Written task: Show each line of the data below that has the string "this" in it.

Supplied data:
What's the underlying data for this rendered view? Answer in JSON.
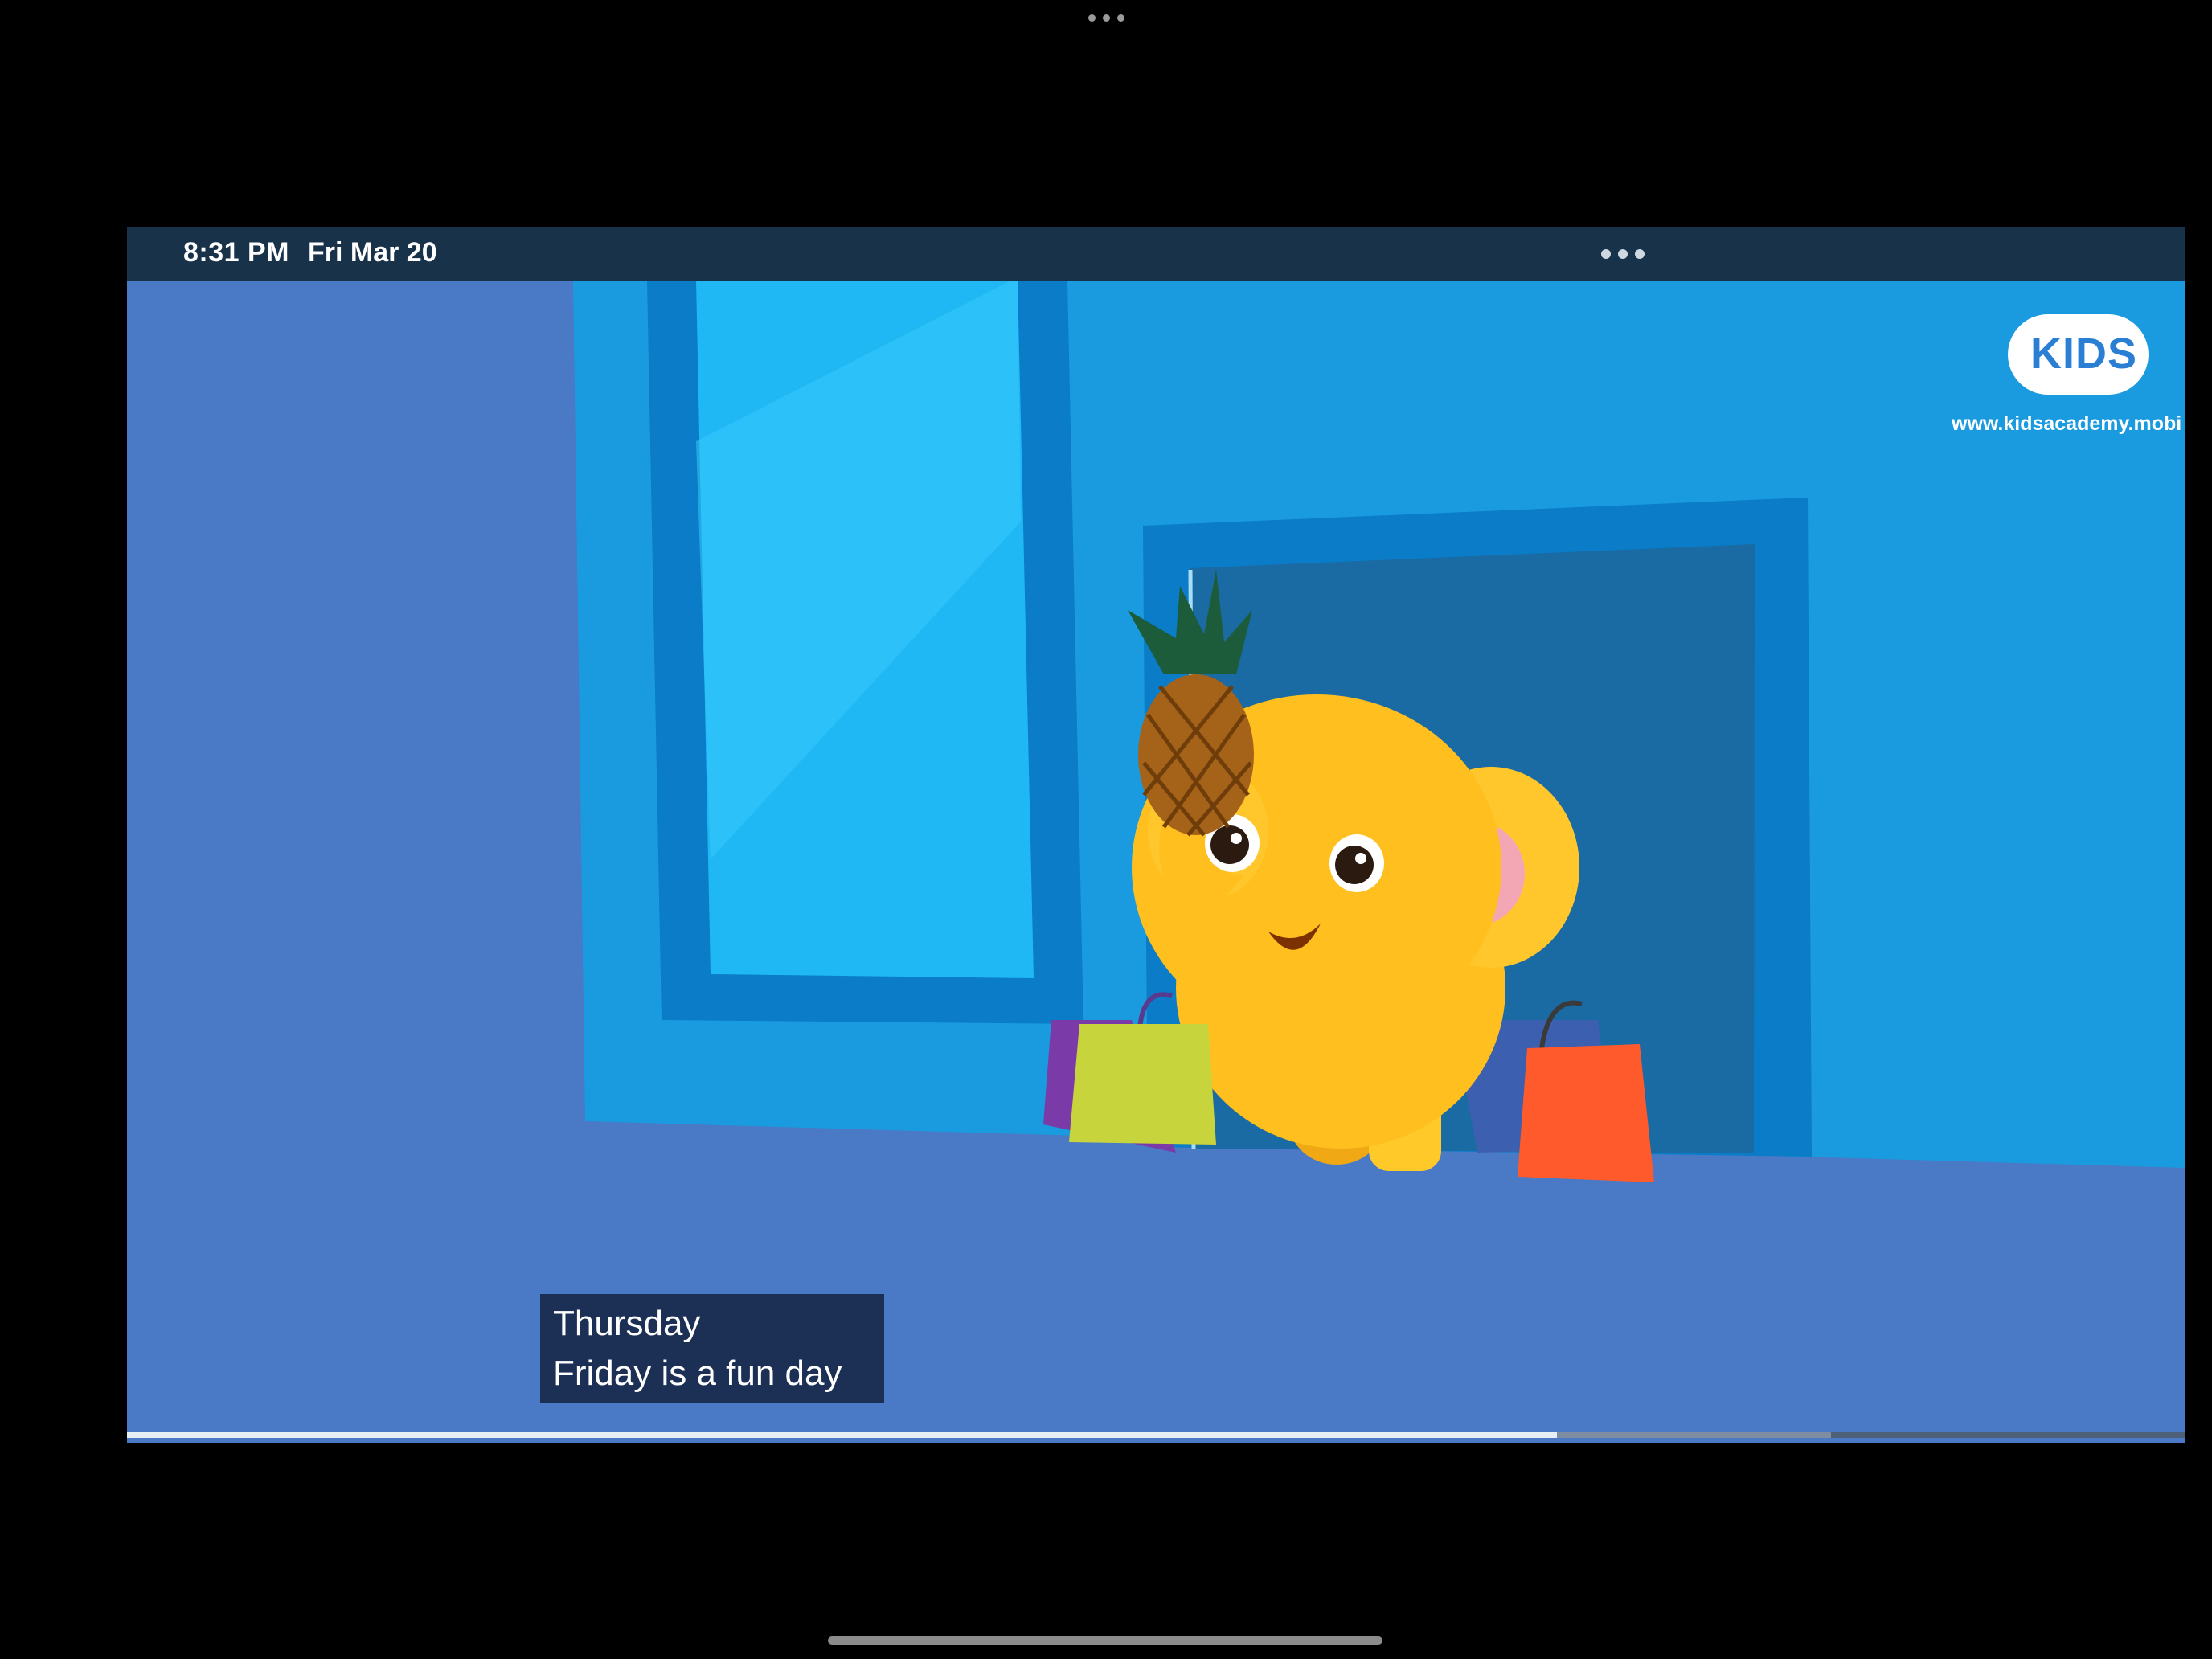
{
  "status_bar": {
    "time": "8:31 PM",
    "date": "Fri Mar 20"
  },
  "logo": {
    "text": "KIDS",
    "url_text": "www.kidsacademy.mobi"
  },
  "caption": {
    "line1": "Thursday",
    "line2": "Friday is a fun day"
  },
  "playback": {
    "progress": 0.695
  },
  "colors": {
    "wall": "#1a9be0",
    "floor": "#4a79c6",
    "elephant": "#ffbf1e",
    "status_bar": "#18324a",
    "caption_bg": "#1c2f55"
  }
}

==

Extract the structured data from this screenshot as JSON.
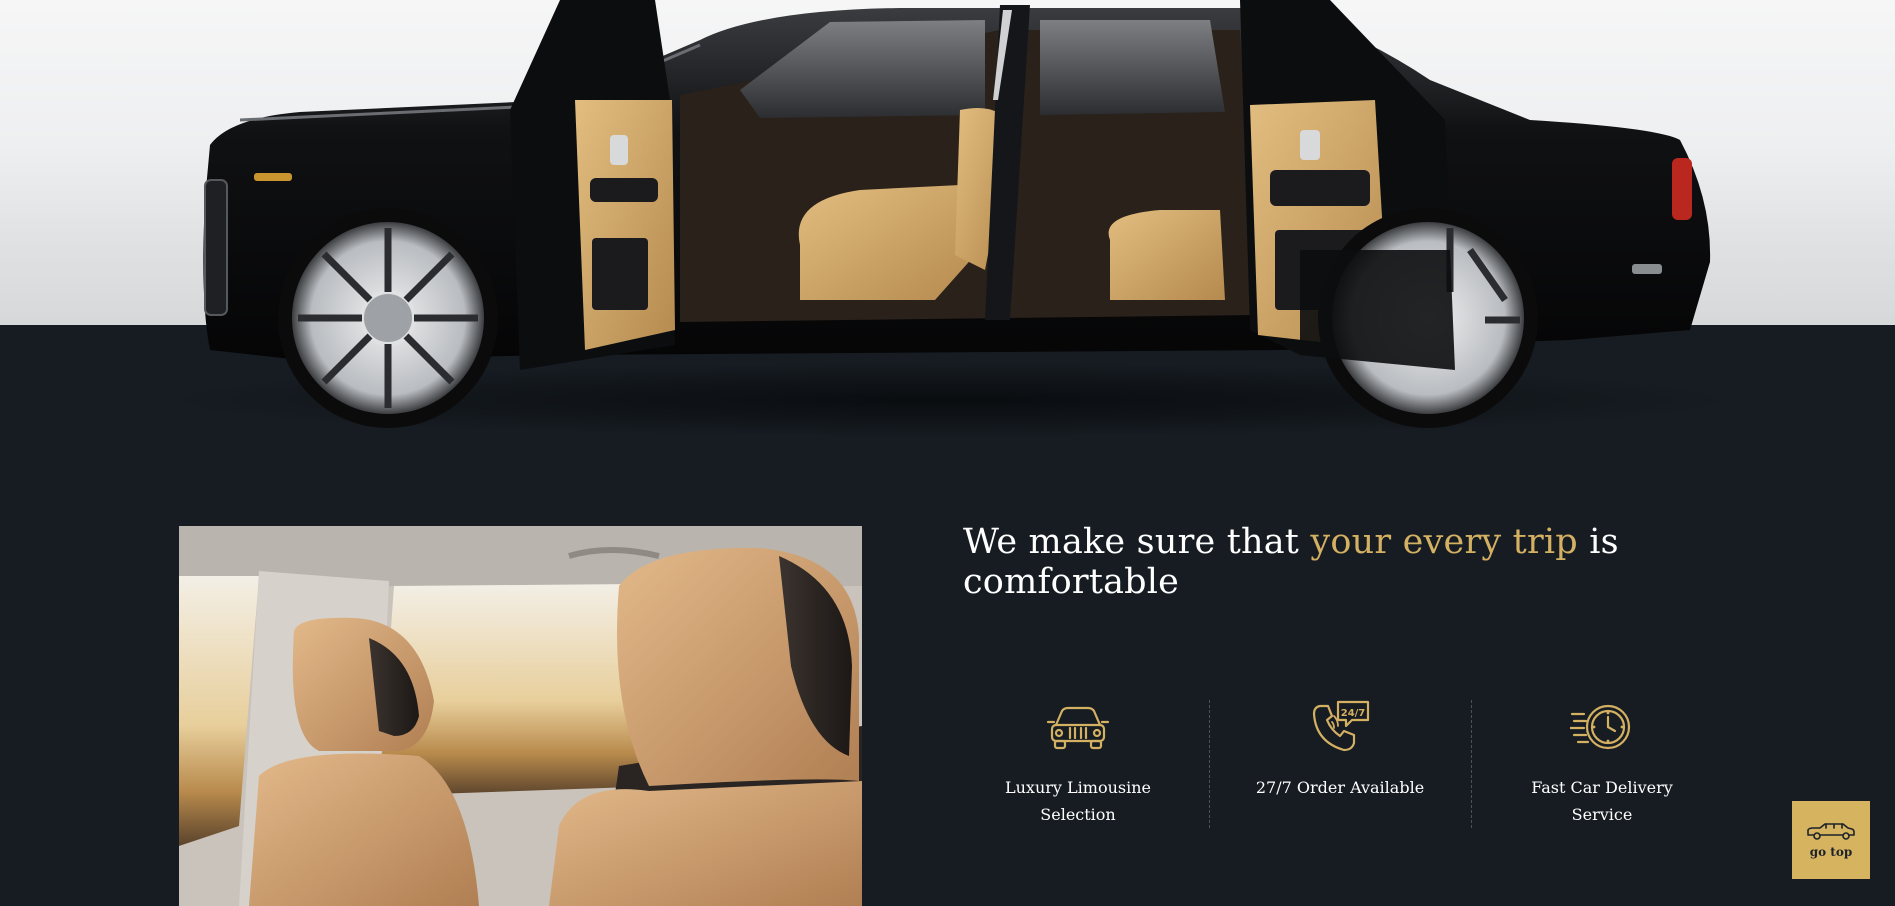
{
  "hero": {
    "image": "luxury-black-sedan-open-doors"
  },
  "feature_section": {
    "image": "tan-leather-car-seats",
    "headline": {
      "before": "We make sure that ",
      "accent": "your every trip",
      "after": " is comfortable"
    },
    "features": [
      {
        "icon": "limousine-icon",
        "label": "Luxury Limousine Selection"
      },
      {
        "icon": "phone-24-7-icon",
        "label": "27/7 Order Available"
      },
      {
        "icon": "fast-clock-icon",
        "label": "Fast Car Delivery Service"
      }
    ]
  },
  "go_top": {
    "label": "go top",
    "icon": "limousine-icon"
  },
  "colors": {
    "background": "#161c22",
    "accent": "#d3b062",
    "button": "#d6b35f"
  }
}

Written answer:
What's the underlying data for this rendered view? Answer in JSON.
Extract the structured data from this screenshot as JSON.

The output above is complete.